WHAT THE EXERCISE ASKS: Take down each entry exactly as written.

DATASET EXCERPTS:

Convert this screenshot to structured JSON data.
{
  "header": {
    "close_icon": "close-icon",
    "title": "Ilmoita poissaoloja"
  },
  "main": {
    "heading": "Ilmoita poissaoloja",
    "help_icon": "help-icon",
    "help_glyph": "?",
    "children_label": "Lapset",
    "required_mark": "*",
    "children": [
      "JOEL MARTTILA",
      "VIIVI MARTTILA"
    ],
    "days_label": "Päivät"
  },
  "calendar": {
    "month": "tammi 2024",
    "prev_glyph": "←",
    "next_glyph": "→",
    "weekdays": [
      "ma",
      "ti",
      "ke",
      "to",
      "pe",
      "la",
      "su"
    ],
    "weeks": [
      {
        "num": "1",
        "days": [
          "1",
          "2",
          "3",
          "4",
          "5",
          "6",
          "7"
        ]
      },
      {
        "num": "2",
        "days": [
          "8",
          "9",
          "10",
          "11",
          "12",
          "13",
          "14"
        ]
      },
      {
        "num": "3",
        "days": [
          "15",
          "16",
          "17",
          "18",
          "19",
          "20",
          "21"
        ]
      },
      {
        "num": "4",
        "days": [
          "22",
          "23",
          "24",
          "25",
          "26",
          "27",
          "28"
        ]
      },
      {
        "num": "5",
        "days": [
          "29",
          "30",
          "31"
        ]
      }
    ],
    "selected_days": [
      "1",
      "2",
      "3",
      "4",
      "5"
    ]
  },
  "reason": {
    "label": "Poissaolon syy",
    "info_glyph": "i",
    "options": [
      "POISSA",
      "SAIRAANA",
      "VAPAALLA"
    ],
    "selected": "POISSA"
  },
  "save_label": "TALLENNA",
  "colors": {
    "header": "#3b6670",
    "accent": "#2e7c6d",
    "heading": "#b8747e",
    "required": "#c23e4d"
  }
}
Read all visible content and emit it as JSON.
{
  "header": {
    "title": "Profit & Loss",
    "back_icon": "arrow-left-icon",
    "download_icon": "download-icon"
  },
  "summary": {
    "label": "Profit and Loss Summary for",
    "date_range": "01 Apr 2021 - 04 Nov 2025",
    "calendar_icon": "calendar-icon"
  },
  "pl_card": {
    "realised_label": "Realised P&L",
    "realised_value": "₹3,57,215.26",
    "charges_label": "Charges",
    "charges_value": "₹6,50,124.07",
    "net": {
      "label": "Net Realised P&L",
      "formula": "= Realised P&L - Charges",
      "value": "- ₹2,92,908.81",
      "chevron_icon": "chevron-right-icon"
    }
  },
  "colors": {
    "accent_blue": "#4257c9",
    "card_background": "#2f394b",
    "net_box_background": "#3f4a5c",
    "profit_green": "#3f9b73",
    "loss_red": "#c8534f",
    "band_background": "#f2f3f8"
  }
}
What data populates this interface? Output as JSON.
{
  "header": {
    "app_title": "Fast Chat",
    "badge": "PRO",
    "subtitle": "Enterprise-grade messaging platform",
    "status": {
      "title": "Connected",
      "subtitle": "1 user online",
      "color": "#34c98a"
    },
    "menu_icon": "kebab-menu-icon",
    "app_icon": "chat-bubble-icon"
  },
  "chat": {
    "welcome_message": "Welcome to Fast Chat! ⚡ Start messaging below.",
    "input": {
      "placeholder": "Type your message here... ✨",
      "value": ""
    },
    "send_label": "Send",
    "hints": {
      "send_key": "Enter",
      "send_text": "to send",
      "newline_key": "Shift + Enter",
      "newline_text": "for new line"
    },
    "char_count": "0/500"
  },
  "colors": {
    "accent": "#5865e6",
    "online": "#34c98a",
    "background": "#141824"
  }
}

SOLUTION FOR THIS EXERCISE:
Convert this screenshot to structured JSON data.
{
  "header": {
    "close_icon": "close-icon",
    "title": "Ilmoita poissaoloja"
  },
  "main": {
    "heading": "Ilmoita poissaoloja",
    "help_icon": "help-icon",
    "help_glyph": "?",
    "children_label": "Lapset",
    "required_mark": "*",
    "children": [
      "JOEL MARTTILA",
      "VIIVI MARTTILA"
    ],
    "days_label": "Päivät"
  },
  "calendar": {
    "month": "tammi 2024",
    "prev_glyph": "←",
    "next_glyph": "→",
    "weekdays": [
      "ma",
      "ti",
      "ke",
      "to",
      "pe",
      "la",
      "su"
    ],
    "weeks": [
      {
        "num": "1",
        "days": [
          "1",
          "2",
          "3",
          "4",
          "5",
          "6",
          "7"
        ]
      },
      {
        "num": "2",
        "days": [
          "8",
          "9",
          "10",
          "11",
          "12",
          "13",
          "14"
        ]
      },
      {
        "num": "3",
        "days": [
          "15",
          "16",
          "17",
          "18",
          "19",
          "20",
          "21"
        ]
      },
      {
        "num": "4",
        "days": [
          "22",
          "23",
          "24",
          "25",
          "26",
          "27",
          "28"
        ]
      },
      {
        "num": "5",
        "days": [
          "29",
          "30",
          "31"
        ]
      }
    ],
    "selected_days": [
      "1",
      "2",
      "3",
      "4",
      "5"
    ]
  },
  "reason": {
    "label": "Poissaolon syy",
    "info_glyph": "i",
    "options": [
      "POISSA",
      "SAIRAANA",
      "VAPAALLA"
    ],
    "selected": "POISSA"
  },
  "save_label": "TALLENNA",
  "colors": {
    "header": "#3b6670",
    "accent": "#2e7c6d",
    "heading": "#b8747e",
    "required": "#c23e4d"
  }
}
Read all visible content and emit it as JSON.
{
  "header": {
    "title": "Profit & Loss",
    "back_icon": "arrow-left-icon",
    "download_icon": "download-icon"
  },
  "summary": {
    "label": "Profit and Loss Summary for",
    "date_range": "01 Apr 2021 - 04 Nov 2025",
    "calendar_icon": "calendar-icon"
  },
  "pl_card": {
    "realised_label": "Realised P&L",
    "realised_value": "₹3,57,215.26",
    "charges_label": "Charges",
    "charges_value": "₹6,50,124.07",
    "net": {
      "label": "Net Realised P&L",
      "formula": "= Realised P&L - Charges",
      "value": "- ₹2,92,908.81",
      "chevron_icon": "chevron-right-icon"
    }
  },
  "colors": {
    "accent_blue": "#4257c9",
    "card_background": "#2f394b",
    "net_box_background": "#3f4a5c",
    "profit_green": "#3f9b73",
    "loss_red": "#c8534f",
    "band_background": "#f2f3f8"
  }
}
What data populates this interface? Output as JSON.
{
  "header": {
    "app_title": "Fast Chat",
    "badge": "PRO",
    "subtitle": "Enterprise-grade messaging platform",
    "status": {
      "title": "Connected",
      "subtitle": "1 user online",
      "color": "#34c98a"
    },
    "menu_icon": "kebab-menu-icon",
    "app_icon": "chat-bubble-icon"
  },
  "chat": {
    "welcome_message": "Welcome to Fast Chat! ⚡ Start messaging below.",
    "input": {
      "placeholder": "Type your message here... ✨",
      "value": ""
    },
    "send_label": "Send",
    "hints": {
      "send_key": "Enter",
      "send_text": "to send",
      "newline_key": "Shift + Enter",
      "newline_text": "for new line"
    },
    "char_count": "0/500"
  },
  "colors": {
    "accent": "#5865e6",
    "online": "#34c98a",
    "background": "#141824"
  }
}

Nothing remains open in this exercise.